**YOUR GOAL:**
Reading through the lines below, count those that include the string "具有清热解毒"; the answer is that number and nothing else.
[[ EXTRACTED ENTRIES open ]]
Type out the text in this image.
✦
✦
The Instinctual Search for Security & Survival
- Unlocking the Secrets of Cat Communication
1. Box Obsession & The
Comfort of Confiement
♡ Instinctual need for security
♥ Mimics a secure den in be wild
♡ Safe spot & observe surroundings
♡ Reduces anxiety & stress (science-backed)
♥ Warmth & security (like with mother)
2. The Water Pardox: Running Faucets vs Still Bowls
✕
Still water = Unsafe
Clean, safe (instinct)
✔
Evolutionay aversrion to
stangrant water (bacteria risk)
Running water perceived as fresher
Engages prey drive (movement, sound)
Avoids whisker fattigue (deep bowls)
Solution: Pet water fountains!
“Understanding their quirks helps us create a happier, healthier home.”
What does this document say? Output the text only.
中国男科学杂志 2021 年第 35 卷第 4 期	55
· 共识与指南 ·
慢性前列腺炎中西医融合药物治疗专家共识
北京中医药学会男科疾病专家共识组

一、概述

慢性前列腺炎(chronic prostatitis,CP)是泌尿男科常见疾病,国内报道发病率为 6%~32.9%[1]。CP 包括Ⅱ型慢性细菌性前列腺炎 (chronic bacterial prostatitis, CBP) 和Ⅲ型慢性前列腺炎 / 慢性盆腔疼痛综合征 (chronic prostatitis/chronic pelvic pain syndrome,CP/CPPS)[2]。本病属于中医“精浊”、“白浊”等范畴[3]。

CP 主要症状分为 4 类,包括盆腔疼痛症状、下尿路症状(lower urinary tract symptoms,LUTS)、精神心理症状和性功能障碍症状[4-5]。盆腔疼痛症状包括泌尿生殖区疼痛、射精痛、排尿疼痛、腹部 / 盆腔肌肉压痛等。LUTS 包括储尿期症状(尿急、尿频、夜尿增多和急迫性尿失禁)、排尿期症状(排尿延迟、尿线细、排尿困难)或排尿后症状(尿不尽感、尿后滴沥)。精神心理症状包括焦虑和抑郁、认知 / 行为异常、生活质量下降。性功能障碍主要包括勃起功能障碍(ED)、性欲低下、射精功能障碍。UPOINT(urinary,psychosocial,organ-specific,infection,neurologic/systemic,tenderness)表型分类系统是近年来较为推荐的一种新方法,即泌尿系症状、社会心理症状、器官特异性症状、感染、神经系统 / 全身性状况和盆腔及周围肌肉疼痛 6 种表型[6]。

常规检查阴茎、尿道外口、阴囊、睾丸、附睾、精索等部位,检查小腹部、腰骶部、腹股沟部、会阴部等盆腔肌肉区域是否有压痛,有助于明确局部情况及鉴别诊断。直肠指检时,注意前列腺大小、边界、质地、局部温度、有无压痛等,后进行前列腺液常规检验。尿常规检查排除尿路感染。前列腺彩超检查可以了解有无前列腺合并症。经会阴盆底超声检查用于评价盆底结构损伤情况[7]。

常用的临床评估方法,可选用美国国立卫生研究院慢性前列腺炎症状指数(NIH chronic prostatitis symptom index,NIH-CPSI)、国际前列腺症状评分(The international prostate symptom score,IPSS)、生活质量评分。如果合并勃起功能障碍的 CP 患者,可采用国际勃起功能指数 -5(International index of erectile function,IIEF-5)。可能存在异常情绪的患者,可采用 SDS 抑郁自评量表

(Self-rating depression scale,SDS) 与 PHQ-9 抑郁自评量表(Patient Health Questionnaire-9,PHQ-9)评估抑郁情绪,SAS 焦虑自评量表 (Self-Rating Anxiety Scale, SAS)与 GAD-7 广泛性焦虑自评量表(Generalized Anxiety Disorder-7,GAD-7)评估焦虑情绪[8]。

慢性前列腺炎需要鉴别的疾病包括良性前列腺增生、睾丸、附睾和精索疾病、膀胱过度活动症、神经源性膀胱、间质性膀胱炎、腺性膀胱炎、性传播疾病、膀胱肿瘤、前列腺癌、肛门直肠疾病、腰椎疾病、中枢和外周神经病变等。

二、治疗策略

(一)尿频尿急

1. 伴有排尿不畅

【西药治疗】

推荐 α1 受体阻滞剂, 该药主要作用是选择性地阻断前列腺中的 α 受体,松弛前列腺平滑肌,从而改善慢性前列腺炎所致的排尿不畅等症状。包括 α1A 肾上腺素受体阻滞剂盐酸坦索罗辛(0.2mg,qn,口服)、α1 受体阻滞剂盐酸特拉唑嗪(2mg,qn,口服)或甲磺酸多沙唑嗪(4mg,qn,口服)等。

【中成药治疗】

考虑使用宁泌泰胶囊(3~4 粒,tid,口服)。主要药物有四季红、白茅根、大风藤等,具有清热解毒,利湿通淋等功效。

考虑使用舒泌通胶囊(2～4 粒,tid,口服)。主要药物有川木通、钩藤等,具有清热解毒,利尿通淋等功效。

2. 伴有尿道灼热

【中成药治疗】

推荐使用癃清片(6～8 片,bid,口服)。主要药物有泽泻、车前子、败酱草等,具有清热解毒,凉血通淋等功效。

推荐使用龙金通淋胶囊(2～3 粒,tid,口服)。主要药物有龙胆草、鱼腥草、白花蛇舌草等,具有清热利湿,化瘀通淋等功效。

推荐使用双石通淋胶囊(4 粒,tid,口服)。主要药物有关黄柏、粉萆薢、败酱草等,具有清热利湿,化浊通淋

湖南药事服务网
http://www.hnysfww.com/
[[ EXTRACTED ENTRIES closed ]]
**OUTPUT FOR THIS EXERCISE:**
3